▸ Exercise description: Output every line below without omitting or altering anything.
+++ Data in this exercise
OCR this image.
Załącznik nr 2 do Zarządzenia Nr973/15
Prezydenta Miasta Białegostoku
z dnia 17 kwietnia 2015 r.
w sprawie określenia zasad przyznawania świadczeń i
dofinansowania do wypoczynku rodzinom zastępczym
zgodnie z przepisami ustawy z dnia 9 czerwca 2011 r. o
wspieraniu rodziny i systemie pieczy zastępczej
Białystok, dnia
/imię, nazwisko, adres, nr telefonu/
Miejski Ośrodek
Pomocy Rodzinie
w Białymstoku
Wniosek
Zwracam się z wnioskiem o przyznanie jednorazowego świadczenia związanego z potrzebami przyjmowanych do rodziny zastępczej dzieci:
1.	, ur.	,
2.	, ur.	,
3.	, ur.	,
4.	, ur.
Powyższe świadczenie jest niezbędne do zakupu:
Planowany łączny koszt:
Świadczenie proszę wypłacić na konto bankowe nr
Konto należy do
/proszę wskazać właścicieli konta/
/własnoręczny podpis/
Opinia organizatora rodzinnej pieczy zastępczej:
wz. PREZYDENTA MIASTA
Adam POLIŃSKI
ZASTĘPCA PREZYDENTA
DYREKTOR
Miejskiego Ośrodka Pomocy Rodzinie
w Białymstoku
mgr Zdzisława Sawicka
++++++
▸ Final result:
OCR this image.
Załącznik nr 2 do Zarządzenia Nr973/15
Prezydenta Miasta Białegostoku
z dnia 17 kwietnia 2015 r.
w sprawie określenia zasad przyznawania świadczeń i
dofinansowania do wypoczynku rodzinom zastępczym
zgodnie z przepisami ustawy z dnia 9 czerwca 2011 r. o
wspieraniu rodziny i systemie pieczy zastępczej
Białystok, dnia
/imię, nazwisko, adres, nr telefonu/
Miejski Ośrodek
Pomocy Rodzinie
w Białymstoku
Wniosek
Zwracam się z wnioskiem o przyznanie jednorazowego świadczenia związanego z potrzebami przyjmowanych do rodziny zastępczej dzieci:
1.	, ur.	,
2.	, ur.	,
3.	, ur.	,
4.	, ur.
Powyższe świadczenie jest niezbędne do zakupu:
Planowany łączny koszt:
Świadczenie proszę wypłacić na konto bankowe nr
Konto należy do
/proszę wskazać właścicieli konta/
/własnoręczny podpis/
Opinia organizatora rodzinnej pieczy zastępczej:
wz. PREZYDENTA MIASTA
Adam POLIŃSKI
ZASTĘPCA PREZYDENTA
DYREKTOR
Miejskiego Ośrodka Pomocy Rodzinie
w Białymstoku
mgr Zdzisława Sawicka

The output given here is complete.